─── ENTRIES SUPPLIED ───
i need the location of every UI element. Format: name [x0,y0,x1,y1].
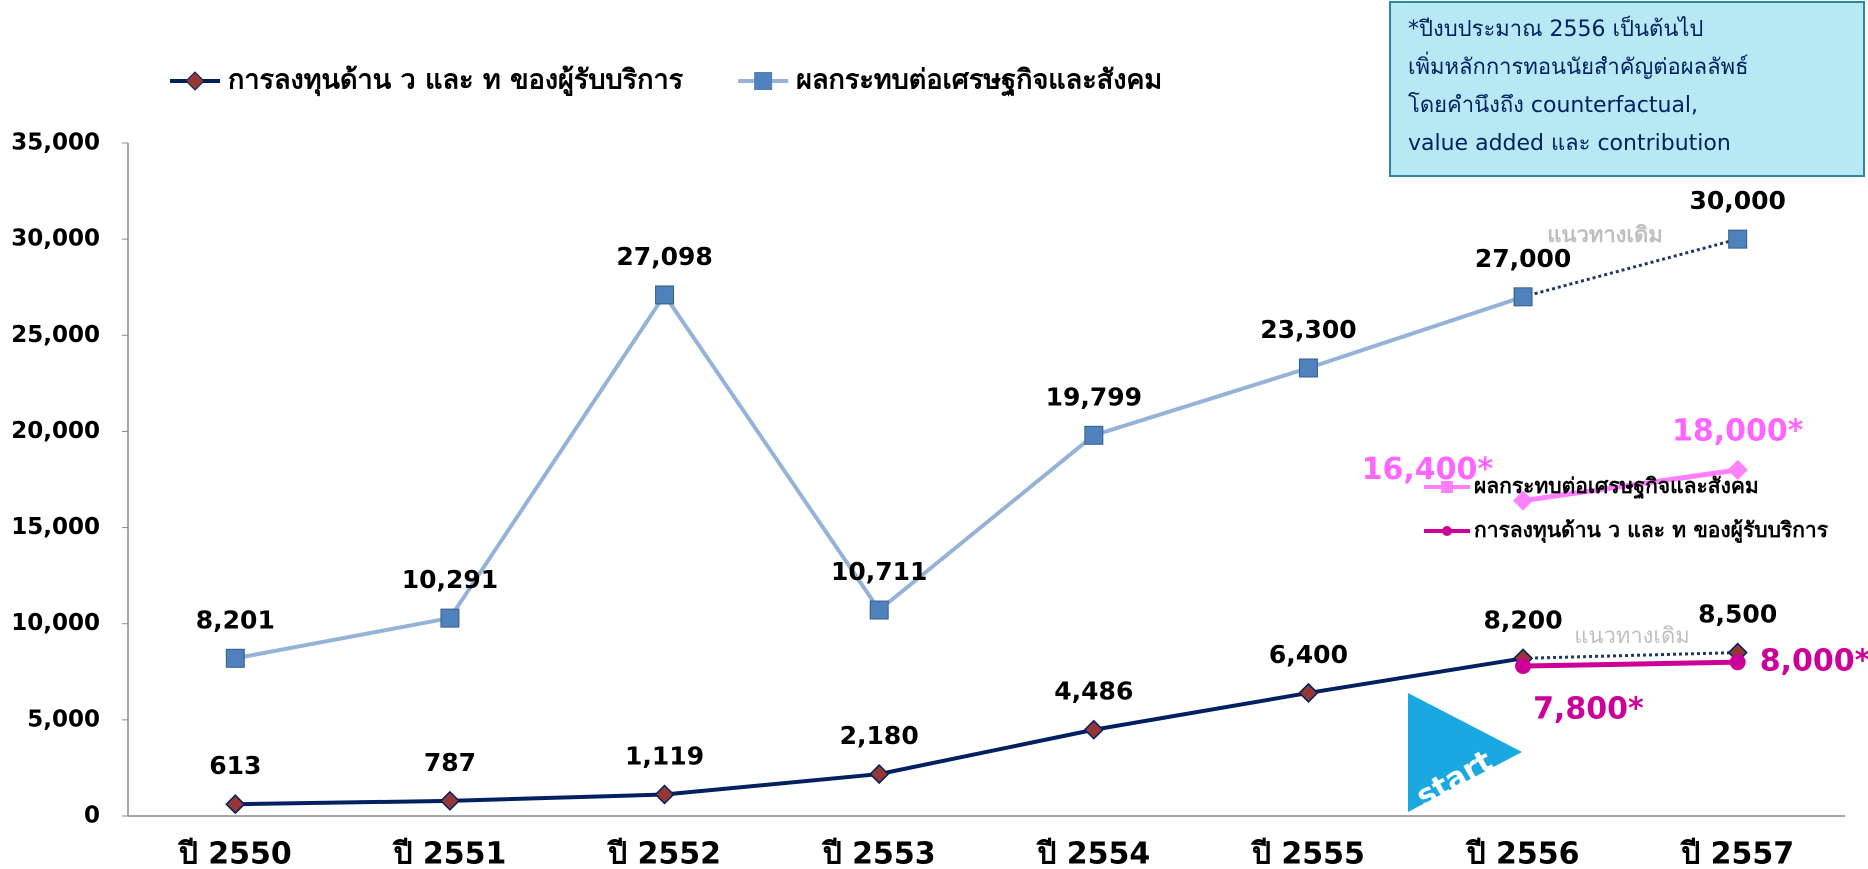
legend-marker [185,71,205,91]
marker [869,764,890,785]
marker [654,784,675,805]
x-tick-label: ปี 2551 [392,837,507,869]
note-box [1389,1,1865,177]
data-label: 27,000 [1475,244,1571,273]
y-tick-label: 10,000 [11,610,100,636]
marker [869,600,889,620]
data-label: 10,291 [402,565,498,594]
y-tick-label: 0 [84,803,100,829]
marker [1083,719,1104,740]
marker [439,790,460,811]
y-tick-label: 35,000 [11,130,100,156]
marker [1515,658,1532,675]
data-label: 18,000* [1672,413,1804,448]
marker [1513,490,1534,511]
line [1522,467,1739,504]
data-label: 8,200 [1484,605,1563,634]
data-label: 27,098 [616,242,712,271]
dashed-line [1522,237,1739,299]
annotation: แนวทางเดิม [1547,223,1662,248]
data-label: 30,000 [1689,186,1785,215]
line [1523,659,1738,669]
legend-marker [754,72,773,90]
data-label: 2,180 [840,721,919,750]
data-label: 613 [209,751,261,780]
data-label: 16,400* [1362,452,1494,487]
x-tick-label: ปี 2552 [606,837,721,869]
legend-label: ผลกระทบต่อเศรษฐกิจและสังคม [796,65,1162,98]
y-tick-label: 30,000 [11,226,100,252]
data-label: 10,711 [831,557,927,586]
x-tick-label: ปี 2553 [821,837,936,869]
note-line: โดยคำนึงถึง counterfactual, [1408,92,1698,118]
data-label: 7,800* [1533,692,1644,727]
y-tick-label: 25,000 [11,322,100,348]
data-label: 8,500 [1698,600,1777,629]
data-label: 6,400 [1269,640,1348,669]
marker [1298,682,1319,703]
note-line: value added และ contribution [1408,131,1731,156]
x-tick-label: ปี 2555 [1250,837,1365,869]
legend-label: ผลกระทบต่อเศรษฐกิจและสังคม [1474,474,1759,500]
data-label: 8,000* [1760,644,1868,679]
marker [1084,425,1104,445]
x-tick-label: ปี 2557 [1679,837,1794,869]
marker [440,608,460,628]
marker [1728,229,1748,249]
y-tick-label: 5,000 [27,706,100,732]
note-line: เพิ่มหลักการทอนนัยสำคัญต่อผลลัพธ์ [1408,51,1749,80]
marker [1727,459,1748,480]
data-label: 787 [424,748,476,777]
x-tick-label: ปี 2550 [177,837,292,869]
marker [1513,287,1533,307]
marker [225,648,245,668]
data-label: 8,201 [196,605,275,634]
start-arrow [1408,693,1522,812]
marker [655,285,675,305]
data-label: 1,119 [625,741,704,770]
legend-label: การลงทุนด้าน ว และ ท ของผู้รับบริการ [228,65,684,97]
dashed-line [1523,651,1738,660]
y-tick-label: 15,000 [11,514,100,540]
data-label: 19,799 [1046,382,1142,411]
y-tick-label: 20,000 [11,418,100,444]
marker [225,794,246,815]
x-tick-label: ปี 2556 [1465,837,1580,869]
legend-label: การลงทุนด้าน ว และ ท ของผู้รับบริการ [1474,518,1829,544]
data-label: 23,300 [1260,315,1356,344]
x-tick-label: ปี 2554 [1035,837,1150,869]
note-line: *ปีงบประมาณ 2556 เป็นต้นไป [1408,14,1703,42]
data-label: 4,486 [1054,677,1133,706]
annotation: แนวทางเดิม [1574,624,1689,649]
marker [1729,654,1746,671]
marker [1298,358,1318,378]
legend-marker [1441,481,1453,493]
legend-marker [1442,526,1452,536]
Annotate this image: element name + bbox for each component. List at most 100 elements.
───
§ **CHALLENGE**
Retype every line of the material above word for word, leaving out the pictures.

§ **SOLUTION FOR THIS PROBLEM**
i need the location of every UI element. Format: name [x0,y0,x1,y1].
legend-marker [185,71,205,91]
marker [869,764,890,785]
marker [654,784,675,805]
x-tick-label: ปี 2551 [392,837,507,869]
note-box [1389,1,1865,177]
data-label: 27,000 [1475,244,1571,273]
y-tick-label: 10,000 [11,610,100,636]
marker [869,600,889,620]
data-label: 10,291 [402,565,498,594]
y-tick-label: 0 [84,803,100,829]
marker [1083,719,1104,740]
marker [439,790,460,811]
y-tick-label: 35,000 [11,130,100,156]
marker [1515,658,1532,675]
data-label: 18,000* [1672,413,1804,448]
marker [1513,490,1534,511]
line [1522,467,1739,504]
data-label: 8,200 [1484,605,1563,634]
data-label: 27,098 [616,242,712,271]
dashed-line [1522,237,1739,299]
annotation: แนวทางเดิม [1547,223,1662,248]
data-label: 30,000 [1689,186,1785,215]
line [1523,659,1738,669]
legend-marker [754,72,773,90]
data-label: 2,180 [840,721,919,750]
data-label: 613 [209,751,261,780]
data-label: 16,400* [1362,452,1494,487]
x-tick-label: ปี 2552 [606,837,721,869]
legend-label: ผลกระทบต่อเศรษฐกิจและสังคม [796,65,1162,98]
y-tick-label: 30,000 [11,226,100,252]
data-label: 10,711 [831,557,927,586]
x-tick-label: ปี 2553 [821,837,936,869]
note-line: โดยคำนึงถึง counterfactual, [1408,92,1698,118]
data-label: 7,800* [1533,692,1644,727]
y-tick-label: 25,000 [11,322,100,348]
data-label: 8,500 [1698,600,1777,629]
data-label: 6,400 [1269,640,1348,669]
marker [1298,682,1319,703]
note-line: value added และ contribution [1408,131,1731,156]
x-tick-label: ปี 2555 [1250,837,1365,869]
legend-label: ผลกระทบต่อเศรษฐกิจและสังคม [1474,474,1759,500]
data-label: 8,000* [1760,644,1868,679]
marker [1084,425,1104,445]
x-tick-label: ปี 2557 [1679,837,1794,869]
marker [440,608,460,628]
marker [1728,229,1748,249]
y-tick-label: 5,000 [27,706,100,732]
note-line: เพิ่มหลักการทอนนัยสำคัญต่อผลลัพธ์ [1408,51,1749,80]
marker [1727,459,1748,480]
data-label: 787 [424,748,476,777]
x-tick-label: ปี 2550 [177,837,292,869]
marker [1513,287,1533,307]
marker [225,648,245,668]
data-label: 8,201 [196,605,275,634]
start-arrow [1408,693,1522,812]
marker [655,285,675,305]
data-label: 1,119 [625,741,704,770]
legend-label: การลงทุนด้าน ว และ ท ของผู้รับบริการ [228,65,684,97]
dashed-line [1523,651,1738,660]
y-tick-label: 15,000 [11,514,100,540]
data-label: 19,799 [1046,382,1142,411]
y-tick-label: 20,000 [11,418,100,444]
marker [225,794,246,815]
x-tick-label: ปี 2556 [1465,837,1580,869]
legend-label: การลงทุนด้าน ว และ ท ของผู้รับบริการ [1474,518,1829,544]
data-label: 23,300 [1260,315,1356,344]
x-tick-label: ปี 2554 [1035,837,1150,869]
note-line: *ปีงบประมาณ 2556 เป็นต้นไป [1408,14,1703,42]
data-label: 4,486 [1054,677,1133,706]
annotation: แนวทางเดิม [1574,624,1689,649]
marker [1729,654,1746,671]
marker [1298,358,1318,378]
legend-marker [1441,481,1453,493]
legend-marker [1442,526,1452,536]
Annotate this image: element name + bbox for each component. List at most 100 elements.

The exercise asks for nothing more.